Rows:
_____
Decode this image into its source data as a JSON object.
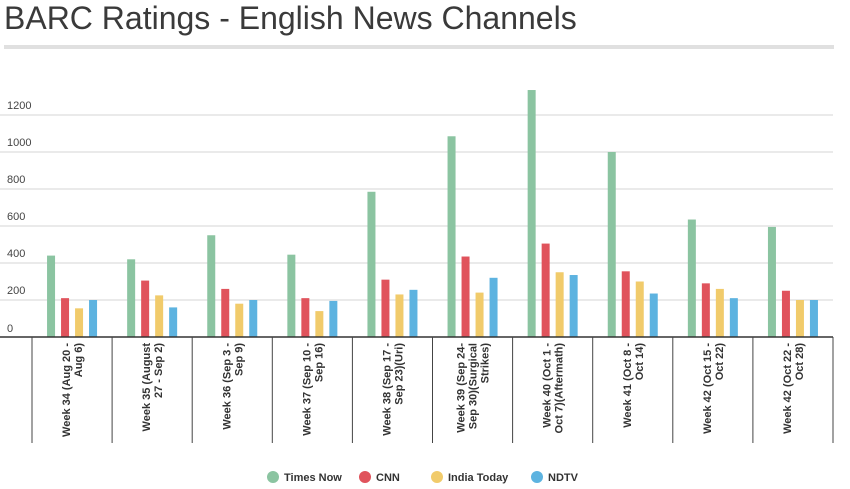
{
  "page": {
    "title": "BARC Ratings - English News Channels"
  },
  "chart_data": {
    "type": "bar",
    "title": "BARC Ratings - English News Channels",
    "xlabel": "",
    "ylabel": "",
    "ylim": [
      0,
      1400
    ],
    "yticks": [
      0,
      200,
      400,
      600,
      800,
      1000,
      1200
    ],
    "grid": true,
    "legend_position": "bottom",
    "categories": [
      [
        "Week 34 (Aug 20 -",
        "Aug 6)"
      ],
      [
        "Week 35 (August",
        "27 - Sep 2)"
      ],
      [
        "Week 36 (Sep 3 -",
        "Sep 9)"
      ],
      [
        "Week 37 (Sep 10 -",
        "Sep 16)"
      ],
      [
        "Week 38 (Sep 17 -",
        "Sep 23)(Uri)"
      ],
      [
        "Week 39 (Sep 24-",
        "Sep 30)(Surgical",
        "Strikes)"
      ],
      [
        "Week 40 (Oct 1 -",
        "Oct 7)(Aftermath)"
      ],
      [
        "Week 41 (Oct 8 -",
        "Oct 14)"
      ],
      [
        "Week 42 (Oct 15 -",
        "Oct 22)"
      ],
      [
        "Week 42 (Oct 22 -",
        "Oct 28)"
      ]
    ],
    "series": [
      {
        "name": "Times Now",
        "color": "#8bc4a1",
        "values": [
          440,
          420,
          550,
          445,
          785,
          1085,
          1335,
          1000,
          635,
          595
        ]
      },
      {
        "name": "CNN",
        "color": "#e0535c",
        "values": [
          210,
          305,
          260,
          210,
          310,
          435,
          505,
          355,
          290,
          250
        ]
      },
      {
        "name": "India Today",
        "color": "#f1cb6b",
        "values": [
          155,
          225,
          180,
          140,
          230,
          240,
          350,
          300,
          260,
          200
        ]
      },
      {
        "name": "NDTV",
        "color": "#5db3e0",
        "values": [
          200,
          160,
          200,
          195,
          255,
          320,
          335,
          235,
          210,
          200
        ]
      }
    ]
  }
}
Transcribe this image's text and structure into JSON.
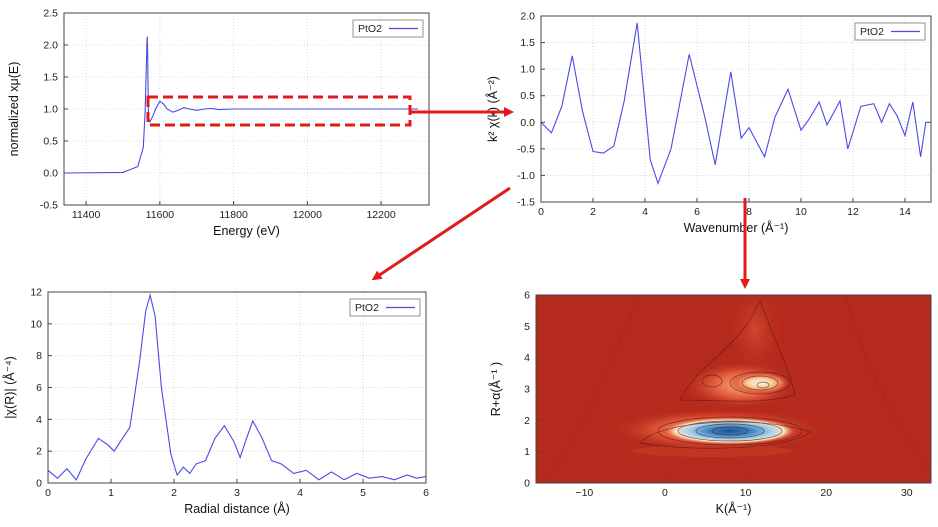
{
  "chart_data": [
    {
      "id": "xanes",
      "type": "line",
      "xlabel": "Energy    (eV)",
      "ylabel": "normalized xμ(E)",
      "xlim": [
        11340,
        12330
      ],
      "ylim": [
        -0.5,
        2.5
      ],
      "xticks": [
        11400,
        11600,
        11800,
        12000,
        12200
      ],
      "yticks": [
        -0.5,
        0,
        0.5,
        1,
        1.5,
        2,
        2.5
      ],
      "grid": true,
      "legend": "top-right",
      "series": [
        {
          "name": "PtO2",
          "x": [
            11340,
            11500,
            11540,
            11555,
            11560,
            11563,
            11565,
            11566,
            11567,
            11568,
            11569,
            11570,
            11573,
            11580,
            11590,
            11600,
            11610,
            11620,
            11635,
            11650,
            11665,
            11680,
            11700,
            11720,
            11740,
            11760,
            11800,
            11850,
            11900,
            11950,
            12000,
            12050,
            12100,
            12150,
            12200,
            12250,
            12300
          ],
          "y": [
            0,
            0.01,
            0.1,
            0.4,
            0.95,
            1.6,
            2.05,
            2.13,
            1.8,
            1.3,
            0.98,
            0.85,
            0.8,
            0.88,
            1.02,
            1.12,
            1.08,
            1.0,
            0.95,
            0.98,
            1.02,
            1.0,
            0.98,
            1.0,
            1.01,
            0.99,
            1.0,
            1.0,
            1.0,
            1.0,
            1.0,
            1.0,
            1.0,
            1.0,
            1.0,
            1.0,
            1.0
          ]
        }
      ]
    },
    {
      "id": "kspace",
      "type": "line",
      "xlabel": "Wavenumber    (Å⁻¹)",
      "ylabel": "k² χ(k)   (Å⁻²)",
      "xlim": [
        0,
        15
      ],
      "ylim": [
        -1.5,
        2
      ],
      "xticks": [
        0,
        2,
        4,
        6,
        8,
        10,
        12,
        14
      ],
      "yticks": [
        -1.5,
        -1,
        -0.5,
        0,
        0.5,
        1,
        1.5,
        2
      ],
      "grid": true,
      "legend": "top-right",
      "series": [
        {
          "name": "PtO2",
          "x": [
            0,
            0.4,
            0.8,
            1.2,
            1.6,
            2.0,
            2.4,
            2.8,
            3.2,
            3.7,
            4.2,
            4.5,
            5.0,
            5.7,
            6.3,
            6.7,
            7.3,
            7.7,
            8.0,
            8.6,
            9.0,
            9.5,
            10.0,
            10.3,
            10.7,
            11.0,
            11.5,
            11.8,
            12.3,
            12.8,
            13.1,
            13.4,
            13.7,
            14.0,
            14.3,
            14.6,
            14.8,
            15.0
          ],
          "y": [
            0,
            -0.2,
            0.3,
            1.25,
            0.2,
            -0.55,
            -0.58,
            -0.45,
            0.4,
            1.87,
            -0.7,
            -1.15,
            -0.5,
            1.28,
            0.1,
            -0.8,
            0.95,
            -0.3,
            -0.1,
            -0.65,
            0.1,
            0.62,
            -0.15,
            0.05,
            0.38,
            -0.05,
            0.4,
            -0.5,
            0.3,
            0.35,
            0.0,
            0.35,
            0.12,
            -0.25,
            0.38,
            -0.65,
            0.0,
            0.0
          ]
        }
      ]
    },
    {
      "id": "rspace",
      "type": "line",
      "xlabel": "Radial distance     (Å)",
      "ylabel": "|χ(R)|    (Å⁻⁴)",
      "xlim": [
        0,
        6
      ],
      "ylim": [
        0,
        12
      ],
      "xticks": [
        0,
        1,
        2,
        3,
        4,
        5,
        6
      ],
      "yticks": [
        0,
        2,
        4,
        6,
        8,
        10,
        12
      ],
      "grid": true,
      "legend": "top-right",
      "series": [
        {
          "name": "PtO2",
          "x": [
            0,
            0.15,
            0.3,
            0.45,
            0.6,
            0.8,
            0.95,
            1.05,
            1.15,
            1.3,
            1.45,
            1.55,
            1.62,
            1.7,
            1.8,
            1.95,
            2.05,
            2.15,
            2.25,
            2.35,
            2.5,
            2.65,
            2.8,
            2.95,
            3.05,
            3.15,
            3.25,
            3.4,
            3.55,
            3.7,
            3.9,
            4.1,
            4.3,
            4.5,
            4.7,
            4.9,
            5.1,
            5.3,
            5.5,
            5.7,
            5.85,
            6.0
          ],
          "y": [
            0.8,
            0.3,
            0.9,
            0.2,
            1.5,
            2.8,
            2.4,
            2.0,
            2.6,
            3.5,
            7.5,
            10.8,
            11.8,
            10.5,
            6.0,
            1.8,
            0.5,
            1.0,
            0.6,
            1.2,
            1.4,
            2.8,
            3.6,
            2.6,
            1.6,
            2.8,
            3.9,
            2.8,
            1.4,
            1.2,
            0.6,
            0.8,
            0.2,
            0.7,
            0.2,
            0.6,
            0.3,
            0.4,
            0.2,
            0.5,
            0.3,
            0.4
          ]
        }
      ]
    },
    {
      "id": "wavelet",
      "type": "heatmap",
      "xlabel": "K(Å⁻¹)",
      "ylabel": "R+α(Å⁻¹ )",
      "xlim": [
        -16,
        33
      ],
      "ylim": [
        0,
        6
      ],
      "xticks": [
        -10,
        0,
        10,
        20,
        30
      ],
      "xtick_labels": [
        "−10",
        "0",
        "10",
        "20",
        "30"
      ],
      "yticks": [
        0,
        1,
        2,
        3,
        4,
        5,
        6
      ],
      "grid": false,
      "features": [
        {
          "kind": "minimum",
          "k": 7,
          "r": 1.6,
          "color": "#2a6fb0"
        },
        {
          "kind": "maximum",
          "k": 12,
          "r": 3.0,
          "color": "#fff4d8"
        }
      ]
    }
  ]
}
_____
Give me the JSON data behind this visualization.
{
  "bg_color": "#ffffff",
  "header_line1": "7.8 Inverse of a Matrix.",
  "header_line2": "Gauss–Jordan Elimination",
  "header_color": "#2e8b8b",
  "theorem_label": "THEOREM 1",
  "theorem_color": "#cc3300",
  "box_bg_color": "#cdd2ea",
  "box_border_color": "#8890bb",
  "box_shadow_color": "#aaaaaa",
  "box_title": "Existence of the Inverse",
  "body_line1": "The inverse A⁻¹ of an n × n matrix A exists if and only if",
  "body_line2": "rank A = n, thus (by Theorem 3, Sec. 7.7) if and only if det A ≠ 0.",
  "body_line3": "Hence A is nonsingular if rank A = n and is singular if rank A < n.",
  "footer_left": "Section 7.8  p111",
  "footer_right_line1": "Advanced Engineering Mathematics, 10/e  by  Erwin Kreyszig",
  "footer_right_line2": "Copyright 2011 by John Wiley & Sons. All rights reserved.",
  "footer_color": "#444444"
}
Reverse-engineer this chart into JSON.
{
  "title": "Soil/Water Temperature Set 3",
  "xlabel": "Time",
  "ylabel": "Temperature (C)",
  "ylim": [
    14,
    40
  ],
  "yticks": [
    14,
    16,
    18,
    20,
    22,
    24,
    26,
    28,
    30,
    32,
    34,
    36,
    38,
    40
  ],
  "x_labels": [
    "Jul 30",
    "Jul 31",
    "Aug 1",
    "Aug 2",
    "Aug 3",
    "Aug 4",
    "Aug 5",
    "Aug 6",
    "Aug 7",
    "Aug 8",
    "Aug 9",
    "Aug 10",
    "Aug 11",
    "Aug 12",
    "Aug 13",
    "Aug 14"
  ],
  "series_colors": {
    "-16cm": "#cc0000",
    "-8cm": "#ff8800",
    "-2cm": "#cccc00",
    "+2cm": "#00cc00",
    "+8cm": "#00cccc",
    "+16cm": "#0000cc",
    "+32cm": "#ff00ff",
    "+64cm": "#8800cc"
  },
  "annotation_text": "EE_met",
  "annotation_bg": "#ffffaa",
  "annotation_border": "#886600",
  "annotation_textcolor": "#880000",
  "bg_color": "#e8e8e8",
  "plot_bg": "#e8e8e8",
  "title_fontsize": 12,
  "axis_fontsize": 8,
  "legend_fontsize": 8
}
_____
Problem to work on: Return, from the data, each line that has the word "xlabel" in it.

Full solution:
    "xlabel": "",
      "xlabel": "Energy    (eV)",
      "xlabel": "Wavenumber    (Å⁻¹)",
      "xlabel": "Radial distance     (Å)",
      "xlabel": "K(Å⁻¹)",
  "xlabel": "Time",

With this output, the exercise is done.